Document section:
+++

Well after having at least 3 foxes in and out of my garden all morning and the most horrendous noise going on out there, I emailed environmental health at the local council. They are going to send an inspector, but whether they will do anything I don't know. I have been googling foxes and most reports say that they are not a risk to dogs or cats, but only to small animals like rabbits etc. Some people say that they are, but that seems to be personal views, not experts, although there is a report of a chichuahua being killed by one. So I am panicking a little less now, although Dylan was so freaked by the noise that he just does a quick wee and back in again now. I just keep watch when I send him out. I think that maybe the litter of cubs has now grown to the stage where they are getting territorial with each other and that could be why they are so noisy and active at the moment. I am also going to get a repellent - they don't affect dogs as they are about scent and territory. I hope it quietens down again.


----------



## wilfiboy (Sep 18, 2010)

Hopefully if Dylan barks at them then they might be wary.. dont know any thing about fox behaviour but if they are maturing hopefully they'll move on . Good luck with enviromental health x


----------



## Happyad (Oct 5, 2010)

+++

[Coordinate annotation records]
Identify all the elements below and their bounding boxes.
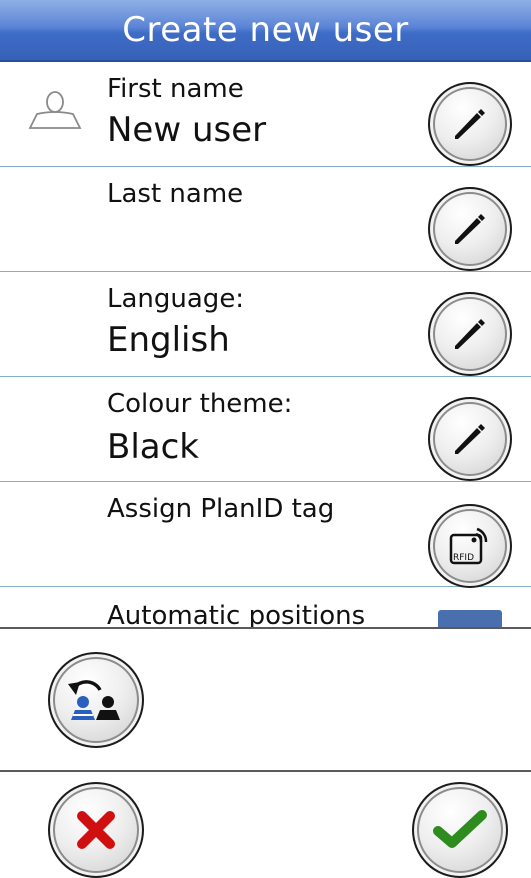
- edit-colour-theme-button[interactable]: [428, 397, 512, 481]
- title-bar: Create new user: [0, 0, 531, 62]
- automatic-positions-label: Automatic positions: [107, 601, 366, 628]
- first-name-row: First name New user: [0, 62, 531, 167]
- planid-row: Assign PlanID tag RFID: [0, 482, 531, 588]
- edit-language-button[interactable]: [428, 292, 512, 376]
- planid-label: Assign PlanID tag: [107, 494, 335, 524]
- pencil-icon: [455, 214, 485, 244]
- assign-planid-button[interactable]: RFID: [428, 504, 512, 588]
- colour-theme-row: Colour theme: Black: [0, 377, 531, 482]
- last-name-row: Last name: [0, 167, 531, 272]
- rfid-tag-icon: RFID: [449, 527, 488, 565]
- rfid-text: RFID: [453, 553, 474, 563]
- colour-theme-label: Colour theme:: [107, 389, 293, 419]
- user-avatar-icon: [25, 90, 85, 134]
- copy-user-icon: [68, 680, 120, 720]
- copy-user-button[interactable]: [48, 652, 144, 748]
- last-name-label: Last name: [107, 179, 244, 209]
- pencil-icon: [455, 109, 485, 139]
- automatic-positions-toggle[interactable]: [438, 610, 502, 628]
- page-title: Create new user: [122, 10, 409, 50]
- pencil-icon: [455, 424, 485, 454]
- colour-theme-value: Black: [107, 427, 199, 467]
- edit-last-name-button[interactable]: [428, 187, 512, 271]
- pencil-icon: [455, 319, 485, 349]
- action-bar-divider: [0, 770, 531, 772]
- cancel-button[interactable]: [48, 782, 144, 878]
- cross-icon: [77, 811, 115, 849]
- confirm-button[interactable]: [412, 782, 508, 878]
- checkmark-icon: [433, 810, 487, 848]
- language-label: Language:: [107, 284, 245, 314]
- list-bottom-divider: [0, 627, 531, 629]
- settings-list[interactable]: First name New user Last name Language: …: [0, 62, 531, 628]
- language-row: Language: English: [0, 272, 531, 377]
- language-value: English: [107, 320, 230, 360]
- first-name-value: New user: [107, 110, 267, 150]
- edit-first-name-button[interactable]: [428, 82, 512, 166]
- first-name-label: First name: [107, 74, 244, 104]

+++

Work instructions:
Can you continue the forum thread about foxes in the garden from the point where it stops?

Answer to the exercise:
Hi All

Isn't it the foxes that should be scared of the dog??
Where I grew up was good ole suburbia and we lost a guinea pig or two to Mr Fox, but never was there a thought that our dogs would be at risk.
We do love our dogs and treat them as our babies but they are dogs. If a fox was to launch an unprovoked attack, the dog is most likely to respond in kind!
If not at least scream so loud that all us protective owners can get to them.
Maybe if we had teeny tiny dogs you would be concerned and foxes kill for food. They might kill all the hens in a coop but its for food.
Im not sure but your average cockapoo looks like an easy meal to a fox.
Good luck with the environmental health though.
Cheers
Adam


----------



## Dylansmum (Oct 29, 2010)

I guess I'm equating a fox with other dogs. I don't think for one minute that they would see Dylan as food, but just as you get aggressive dogs, (and Dylan has already been savagely attacked) I am concerned with the fox being aggressive and these are really big - much bigger than Dylan. They could certainly kill or seriously injure him if they attacked. They are currently not showing any signs of aggression except squabbling between themselves but it feels risky. Dylan is still a baby in temperament and since his attack has been quite nervy. He did bark when he saw the fox in the garden, but would never attack - he just doesn't have that in him. I hope you're right and there is no risk - it's just that these foxes are there all the time. Every time I look outside they are lying in the garden next door and obviously frequently come into mine. And yes this is suburbia too -we are 30 mins from central London. I'm probably being a neurotic mother, but we do love our babies don't we


----------



## Jesarie (Sep 9, 2010)

Ahh foxes. I would assume they would not harm anyone unless you get near her babies but I am not sure.


----------



## parapluie (Dec 22, 2010)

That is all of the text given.